***** Testo da leggere *****

Il ruolo del sistema immunitario durante la gravidanza
Una recente ricerca ha evidenziato che una maggiore attivazione del sistema immunitario della mamma durante la gravidanza può avere un impatto negativo sul cervello del feto in via di sviluppo.
Precedenti studi epidemiologici hanno rivelato un legame tra l'infiammazione materna, cioè l'attivazione del sistema immunitario della madre, ed un aumento della probabilità del bambino di sviluppare una malattia psichiatrica, come ad esempio la schizofrenia o l'autismo.
La ricerca in altri sistemi animali suggeriva anche un collegamento tra la risposta immunitaria di una madre e le conseguenze cognitive negative per la prole.
La risposta immunitaria è stata, a lungo, pensata per riferirsi specificamente ad infezioni ed infiammazioni, indicando l'infiltrazione di un virus o di un ceppo batterico.
A quanto pare, l'infezione è solo uno dei colpevoli alla base della risposta immunitaria; l'influenza costante del sistema immunitario, in questo caso, su un feto in crescita, è maggiore di quanto si pensasse in precedenza.
I ricercatori della Oregon Health & Science University hanno cercato di ampliare le conoscenze attuali sul campo eseguendo uno studio longitudinale sugli effetti dell'infiammazione materna durante la gravidanza sula formazione di reti neurali neonatali e la memoria di lavoro a due anni di età.
Il gruppo di ricerca, guidato da Marc D. Rudolph, ha utilizzato un approccio su più fronti: hanno inizialmente valutato l'attività immunitaria materna testando l'interluchina-6, utilizzando quindi una combinazione di risonanza magnetica funzionale sui neonati e metodologie di apprendimento automatico per valutare la sua rilevanza nella creazione di reti neurali.
Hanno successivamente valutato la memoria di lavoro di questi bambini all'età di due anni.
L'interleuchina-6, o IL-6, è un citochina che può essere trovata in tutto il cervello fetale.
Le citochine sono marcatori di infiammazione che hanno dimostrato di essere importanti per vari processi cerebrali, tra cui la crescita di assoni e la formazione di sinapsi.
Queste proprietà rendono attraente lo studio delle citochine e dei loro recettori, poiché hanno il potenziale di influenzare il decorso della neurogenesi.
Di conseguenza, Rudolph et al., hanno scelto di usare l'IL-6 come indicatore di infiammazione sistemica nelle donne in gravidanza che hanno partecipato allo studio.
La risonanza magnetica funzionale (fMRI) è stata utilizzata per raccogliere dati sull'attività cerebrale neonatale al fine di creare un modello che consentisse ai ricercatori di prevedere le concentrazioni di IL-6 materna.

***** Dati forniti *****

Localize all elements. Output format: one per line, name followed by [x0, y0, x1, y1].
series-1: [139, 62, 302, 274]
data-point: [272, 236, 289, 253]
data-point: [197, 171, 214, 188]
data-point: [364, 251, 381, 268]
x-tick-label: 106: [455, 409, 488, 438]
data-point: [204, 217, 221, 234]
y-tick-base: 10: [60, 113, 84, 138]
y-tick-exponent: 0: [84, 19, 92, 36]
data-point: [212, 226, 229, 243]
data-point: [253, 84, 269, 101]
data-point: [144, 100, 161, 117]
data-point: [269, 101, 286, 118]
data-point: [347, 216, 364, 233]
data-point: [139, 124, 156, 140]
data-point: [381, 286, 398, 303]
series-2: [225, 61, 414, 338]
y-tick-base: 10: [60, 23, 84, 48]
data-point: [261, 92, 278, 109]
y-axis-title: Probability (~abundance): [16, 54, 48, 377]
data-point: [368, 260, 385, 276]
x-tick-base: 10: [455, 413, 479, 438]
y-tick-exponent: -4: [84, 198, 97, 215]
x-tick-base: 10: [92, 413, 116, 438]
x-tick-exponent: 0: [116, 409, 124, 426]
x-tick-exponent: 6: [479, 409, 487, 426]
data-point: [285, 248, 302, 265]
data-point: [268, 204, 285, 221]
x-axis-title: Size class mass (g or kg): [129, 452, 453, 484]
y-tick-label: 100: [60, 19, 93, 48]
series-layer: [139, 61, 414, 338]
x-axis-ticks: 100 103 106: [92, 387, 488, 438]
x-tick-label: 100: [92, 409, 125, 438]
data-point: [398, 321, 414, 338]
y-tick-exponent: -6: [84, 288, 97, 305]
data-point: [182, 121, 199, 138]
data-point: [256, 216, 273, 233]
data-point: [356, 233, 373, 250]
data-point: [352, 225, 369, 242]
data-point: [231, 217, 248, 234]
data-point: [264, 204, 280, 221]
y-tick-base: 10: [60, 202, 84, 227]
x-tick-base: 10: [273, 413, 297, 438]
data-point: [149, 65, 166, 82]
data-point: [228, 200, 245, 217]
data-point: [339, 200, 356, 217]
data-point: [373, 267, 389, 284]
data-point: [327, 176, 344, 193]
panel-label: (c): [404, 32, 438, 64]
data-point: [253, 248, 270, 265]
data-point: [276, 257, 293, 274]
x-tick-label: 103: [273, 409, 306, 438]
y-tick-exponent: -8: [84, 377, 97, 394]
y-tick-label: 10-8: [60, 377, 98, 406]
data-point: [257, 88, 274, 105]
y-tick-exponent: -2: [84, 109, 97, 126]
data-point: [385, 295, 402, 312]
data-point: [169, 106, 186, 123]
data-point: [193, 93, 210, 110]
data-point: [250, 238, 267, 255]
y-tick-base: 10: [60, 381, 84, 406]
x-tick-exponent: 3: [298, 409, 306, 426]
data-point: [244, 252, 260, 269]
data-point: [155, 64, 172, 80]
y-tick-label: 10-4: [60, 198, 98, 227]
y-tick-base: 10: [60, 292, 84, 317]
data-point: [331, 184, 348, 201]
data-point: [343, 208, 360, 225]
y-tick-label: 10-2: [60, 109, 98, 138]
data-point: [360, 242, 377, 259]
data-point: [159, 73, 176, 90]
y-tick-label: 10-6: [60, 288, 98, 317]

*****

§ **Consegna**
Nel brano sul sistema immunitario in gravidanza, sostituisci "assoni" con "dendriti" e riscrivi tutto ciò che va da "Hanno successivamente valutato" fino a "formazione di sinapsi.".

§ **Risposta**
Hanno successivamente valutato la memoria di lavoro di questi bambini all'età di due anni.
L'interleuchina-6, o IL-6, è un citochina che può essere trovata in tutto il cervello fetale.
Le citochine sono marcatori di infiammazione che hanno dimostrato di essere importanti per vari processi cerebrali, tra cui la crescita di dendriti e la formazione di sinapsi.